Sunk Costs and Opportunity Costs

An additional crucial point is that the incremental free cash flows must be caused by the decision to realize an investment project (principle of cause and effect). Costs that are linked to the project but cannot be influenced by the investment decision itself are so called sunk costs. Sunk costs are not part of the incremental free cash flows. In this way your DCF calculation shows whether the decision to realize the investment project is profitable for the company or not. But generally it does not show whether the project itself is profitable or not. Management cannot avoid sunk costs, hence the calculation show straightforward the ability to influence the future development. But you also have to take into account opportunity costs. These are negative cash flows effects caused by the investment decision but actually part of other projects. For example, the launch of a new product can substitute the volume of another (just released) investment project. Another example is a price reduction on the product which volume is part of the contribution cash flows of another investment project. This relationship also has to be considered if you are doing a recalculation of an investment project.

Conclusion

You should always consider these two point in a DCF analysis: 1) The relative view compared to the alternative scenario and 2) the decision making focus ignoring sunk costs and including opportunity costs. Sometimes companies are making recalculations of their investment projects. Recalculations can only be compared with the original, decision focused DCF analysis when taking the same assumptions. In an interrelated investment world you cannot recalculate one investment project without knowing the relationship to the other investment projects.

Component Cash Flow Analysis

Project and component cash flow procedure

In this post I want to give some remarks on the component cash flow procedure. I am using this approach in my DCF analysis. It is the only correct way to discount the cash flows of complex investments, projects or diversified firms. In investment valuation many analysts take the WACC of the company, the business unit or the investment project to discount the cash flows. Taking only one single discount rate in a valuation is called project cash flow procedure (PCFP)

But most projects consist of a mixture of cash flows with different risks. To take this into account the present value of each cash flow should be calculated using a discount rate appropriate for its risk. The present values of all of the cash flow components should then be summed up. Projects should hence be selected using the present value criterion applied to its total present values. This approach is called component cash flow procedure (CCFP).

Disadvantages of using a single discount rate

In general, it is possible to find a composite discount rate for a project that gives the same NPV for the project as the NPV derived from the component cash flow procedure. The net cash flows can be determined that gives the same present value as the sum of the present values of its components. But there are at least three problems in applying one discount rate to the sum of the cash flows (Bierman, Smidt / Advanced Capital Budgeting, 2007).

  • Any change in assumptions about the project will tend to lead to a change in the composite discount rate. Changing the life of the project or the proportion of any of its cash flow components would likely require a different composite discount rate for the total cash flows.
  • If the correct composite discount rate is applied to the net cash flows of a project, then although the NPV of the project will be correct, the present values assigned to the cash flow components using this rate will be inaccurate. For example, the present value of the depreciation tax shields will usually be underestimated. In addition, the present value of the total cash flows in a particular year or a particular period will usually be inaccurate. This may lead to errors in decisions, such as estimating the value of the project at various future dates.
====
● JOB:
Can you rewrite the DCF passage, everything from "You should always" down to "other investment projects.", with "alternative costs" put in place of "opportunity costs"?

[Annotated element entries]
====
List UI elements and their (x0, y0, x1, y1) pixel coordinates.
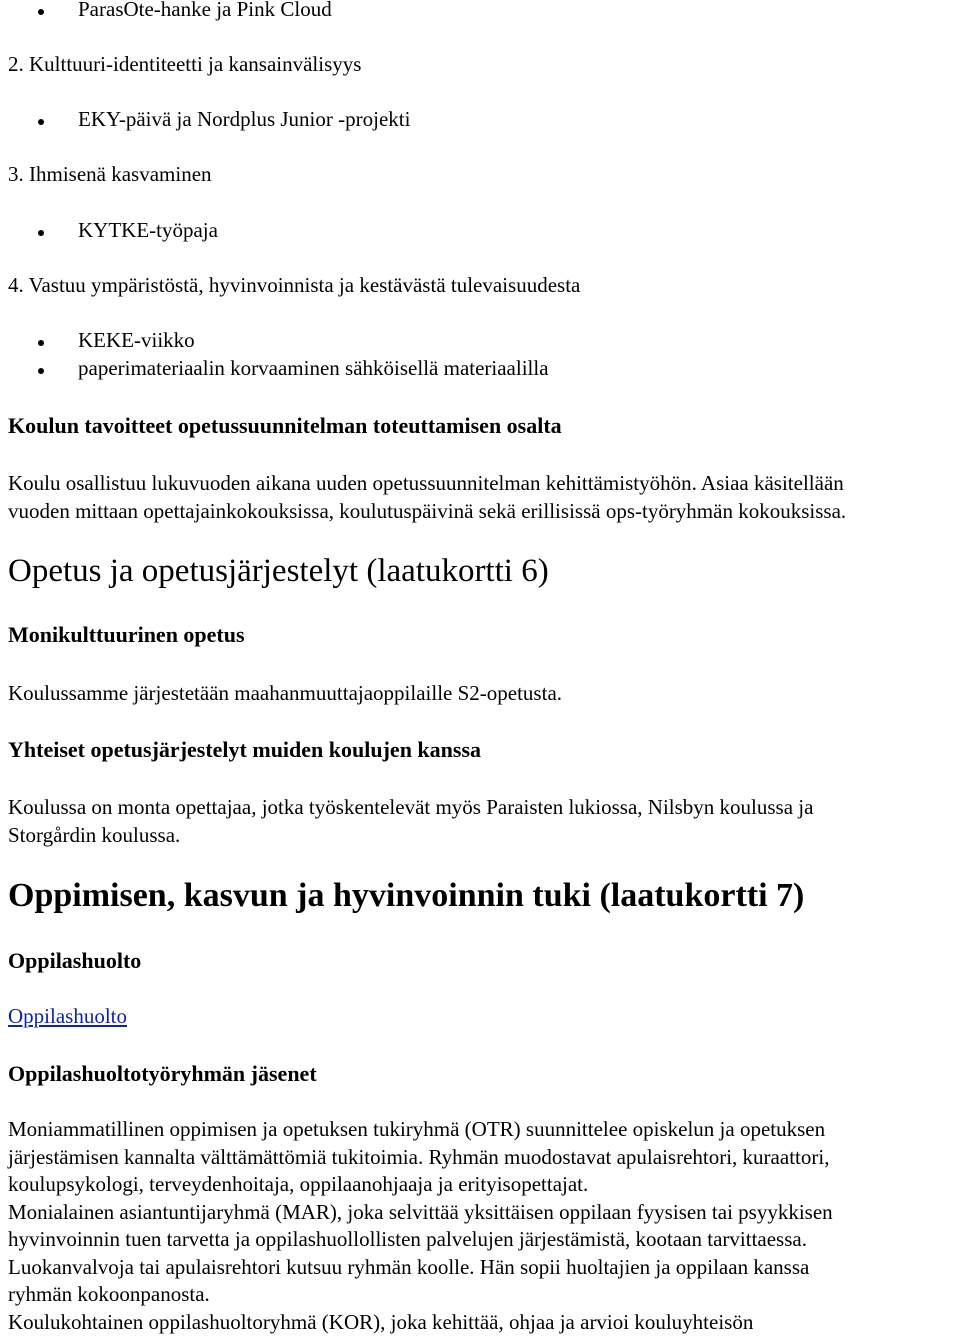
teaching-heading: Opetus ja opetusjärjestelyt (laatukortti 6) (8, 553, 549, 589)
multicultural-heading: Monikulttuurinen opetus (8, 622, 245, 647)
student-care-heading: Oppilashuolto (8, 948, 142, 973)
text-line: järjestämisen kannalta välttämättömiä tukitoimia. Ryhmän muodostavat apulaisrehtori, kuraattori, (8, 1144, 830, 1169)
care-team-members-heading: Oppilashuoltotyöryhmän jäsenet (8, 1061, 317, 1086)
joint-arrangements-paragraph (8, 794, 956, 849)
list-item: KEKE-viikko (78, 328, 195, 352)
text-line: Koulussa on monta opettajaa, jotka työskentelevät myös Paraisten lukiossa, Nilsbyn koulussa ja (8, 795, 814, 819)
text-line: Storgårdin koulussa. (8, 822, 181, 847)
numbered-item: 4. Vastuu ympäristöstä, hyvinvoinnista ja kestävästä tulevaisuudesta (8, 273, 581, 297)
care-team-paragraph (8, 1116, 956, 1336)
numbered-item: 2. Kulttuuri-identiteetti ja kansainvälisyys (8, 52, 362, 76)
numbered-item: 3. Ihmisenä kasvaminen (8, 162, 212, 186)
joint-arrangements-heading: Yhteiset opetusjärjestelyt muiden koulujen kanssa (8, 737, 482, 762)
text-line: koulupsykologi, terveydenhoitaja, oppilaanohjaaja ja erityisopettajat. (8, 1172, 589, 1196)
list-item: KYTKE-työpaja (78, 218, 218, 242)
text-line: Koulu osallistuu lukuvuoden aikana uuden opetussuunnitelman kehittämistyöhön. Asiaa käsitellään (8, 471, 844, 495)
text-line: Luokanvalvoja tai apulaisrehtori kutsuu ryhmän koolle. Hän sopii huoltajien ja oppilaan kanssa (8, 1254, 810, 1279)
support-heading: Oppimisen, kasvun ja hyvinvoinnin tuki (laatukortti 7) (8, 877, 805, 914)
bullet-icon (38, 119, 44, 125)
text-line: ryhmän kokoonpanosta. (8, 1282, 210, 1306)
text-line: Moniammatillinen oppimisen ja opetuksen tukiryhmä (OTR) suunnittelee opiskelun ja opetuksen (8, 1117, 826, 1141)
goals-paragraph (8, 470, 956, 525)
goals-heading: Koulun tavoitteet opetussuunnitelman toteuttamisen osalta (8, 413, 562, 438)
list-item: EKY-päivä ja Nordplus Junior -projekti (78, 107, 411, 131)
text-line: hyvinvoinnin tuen tarvetta ja oppilashuollollisten palvelujen järjestämistä, kootaan tarvittaessa. (8, 1227, 807, 1251)
text-line: vuoden mittaan opettajainkokouksissa, koulutuspäivinä sekä erillisissä ops-työryhmän kokouksissa. (8, 498, 847, 523)
student-care-link[interactable]: Oppilashuolto (8, 1004, 127, 1028)
text-line: Koulukohtainen oppilashuoltoryhmä (KOR), joka kehittää, ohjaa ja arvioi kouluyhteisön (8, 1309, 754, 1334)
list-item: paperimateriaalin korvaaminen sähköisellä materiaalilla (78, 356, 549, 380)
bullet-icon (38, 230, 44, 236)
bullet-icon (38, 9, 44, 15)
multicultural-text: Koulussamme järjestetään maahanmuuttajaoppilaille S2-opetusta. (8, 681, 563, 705)
text-line: Monialainen asiantuntijaryhmä (MAR), joka selvittää yksittäisen oppilaan fyysisen tai psyykkisen (8, 1199, 833, 1224)
bullet-icon (38, 368, 44, 374)
list-item: ParasOte-hanke ja Pink Cloud (78, 0, 332, 21)
bullet-icon (38, 340, 44, 346)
====
● TASK SOLUTION:
You should always consider these two point in a DCF analysis: 1) The relative view compared to the alternative scenario and 2) the decision making focus ignoring sunk costs and including alternative costs. Sometimes companies are making recalculations of their investment projects. Recalculations can only be compared with the original, decision focused DCF analysis when taking the same assumptions. In an interrelated investment world you cannot recalculate one investment project without knowing the relationship to the other investment projects.